-- INSTRUCTIONS FOR THE TASK --
Find each line containing the string "представленных". Copy it.

>> begin RAW RECORDS

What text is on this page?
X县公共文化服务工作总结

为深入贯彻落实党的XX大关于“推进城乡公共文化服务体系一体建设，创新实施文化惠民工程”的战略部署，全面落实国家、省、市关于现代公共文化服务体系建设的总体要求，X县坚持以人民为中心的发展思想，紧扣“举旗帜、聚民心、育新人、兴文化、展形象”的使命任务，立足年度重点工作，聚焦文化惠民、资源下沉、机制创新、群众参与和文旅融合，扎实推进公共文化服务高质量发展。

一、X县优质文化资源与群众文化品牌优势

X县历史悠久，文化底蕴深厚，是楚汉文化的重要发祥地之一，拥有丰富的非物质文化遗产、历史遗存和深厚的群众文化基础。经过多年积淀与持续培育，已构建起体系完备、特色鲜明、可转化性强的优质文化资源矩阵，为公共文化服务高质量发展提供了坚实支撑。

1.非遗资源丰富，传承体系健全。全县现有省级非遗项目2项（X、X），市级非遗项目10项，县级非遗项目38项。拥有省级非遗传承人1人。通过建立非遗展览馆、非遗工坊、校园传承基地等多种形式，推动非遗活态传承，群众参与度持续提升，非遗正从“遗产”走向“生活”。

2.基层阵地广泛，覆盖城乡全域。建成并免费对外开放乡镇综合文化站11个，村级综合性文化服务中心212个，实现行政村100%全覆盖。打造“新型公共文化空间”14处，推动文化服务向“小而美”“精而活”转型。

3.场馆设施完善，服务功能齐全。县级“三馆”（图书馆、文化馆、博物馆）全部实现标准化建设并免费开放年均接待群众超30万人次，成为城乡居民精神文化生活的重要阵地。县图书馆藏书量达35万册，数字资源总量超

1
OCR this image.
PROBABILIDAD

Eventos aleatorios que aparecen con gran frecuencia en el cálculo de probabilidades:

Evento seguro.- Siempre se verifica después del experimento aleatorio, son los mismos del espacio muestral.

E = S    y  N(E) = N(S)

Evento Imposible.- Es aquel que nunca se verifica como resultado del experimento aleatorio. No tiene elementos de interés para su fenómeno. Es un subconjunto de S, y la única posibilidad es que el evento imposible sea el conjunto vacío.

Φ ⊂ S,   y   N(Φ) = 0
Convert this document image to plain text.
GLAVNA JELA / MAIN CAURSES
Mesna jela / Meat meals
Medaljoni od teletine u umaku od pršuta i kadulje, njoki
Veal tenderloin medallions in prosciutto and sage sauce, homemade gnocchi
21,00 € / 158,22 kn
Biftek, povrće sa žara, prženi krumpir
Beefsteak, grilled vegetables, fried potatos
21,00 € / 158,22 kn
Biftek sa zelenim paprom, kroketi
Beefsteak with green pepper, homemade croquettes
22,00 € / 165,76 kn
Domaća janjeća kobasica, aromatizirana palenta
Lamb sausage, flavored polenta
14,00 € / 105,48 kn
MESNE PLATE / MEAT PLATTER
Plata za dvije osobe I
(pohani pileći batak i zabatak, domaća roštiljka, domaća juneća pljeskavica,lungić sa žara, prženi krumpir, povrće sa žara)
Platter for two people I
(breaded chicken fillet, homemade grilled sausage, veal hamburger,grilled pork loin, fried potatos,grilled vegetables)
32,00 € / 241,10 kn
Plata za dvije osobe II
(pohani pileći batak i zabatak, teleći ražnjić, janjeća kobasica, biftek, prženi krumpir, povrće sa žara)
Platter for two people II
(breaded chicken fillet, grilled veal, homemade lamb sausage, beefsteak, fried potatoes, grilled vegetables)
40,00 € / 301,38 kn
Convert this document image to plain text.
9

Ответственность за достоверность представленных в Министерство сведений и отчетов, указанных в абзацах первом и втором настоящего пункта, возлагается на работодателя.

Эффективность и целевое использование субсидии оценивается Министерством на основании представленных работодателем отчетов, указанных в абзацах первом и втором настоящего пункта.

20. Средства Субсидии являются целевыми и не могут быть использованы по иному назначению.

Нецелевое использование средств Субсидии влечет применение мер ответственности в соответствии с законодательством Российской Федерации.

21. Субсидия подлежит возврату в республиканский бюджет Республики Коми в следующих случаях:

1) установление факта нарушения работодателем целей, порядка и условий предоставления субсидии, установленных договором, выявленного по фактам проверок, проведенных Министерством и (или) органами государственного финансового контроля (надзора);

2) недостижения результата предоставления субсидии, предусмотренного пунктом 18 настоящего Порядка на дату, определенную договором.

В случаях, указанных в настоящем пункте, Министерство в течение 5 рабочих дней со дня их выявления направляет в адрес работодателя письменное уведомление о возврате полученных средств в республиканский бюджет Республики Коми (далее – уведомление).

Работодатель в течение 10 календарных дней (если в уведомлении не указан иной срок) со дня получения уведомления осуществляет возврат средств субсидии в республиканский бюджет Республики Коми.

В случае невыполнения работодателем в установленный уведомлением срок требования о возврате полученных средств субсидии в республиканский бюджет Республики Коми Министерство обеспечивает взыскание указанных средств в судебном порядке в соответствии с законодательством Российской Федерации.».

>> end RAW RECORDS

-- EXERCISE RESULT --
Ответственность за достоверность представленных в Министерство сведений и отчетов, указанных в абзацах первом и втором настоящего пункта, возлагается на работодателя.
Эффективность и целевое использование субсидии оценивается Министерством на основании представленных работодателем отчетов, указанных в абзацах первом и втором настоящего пункта.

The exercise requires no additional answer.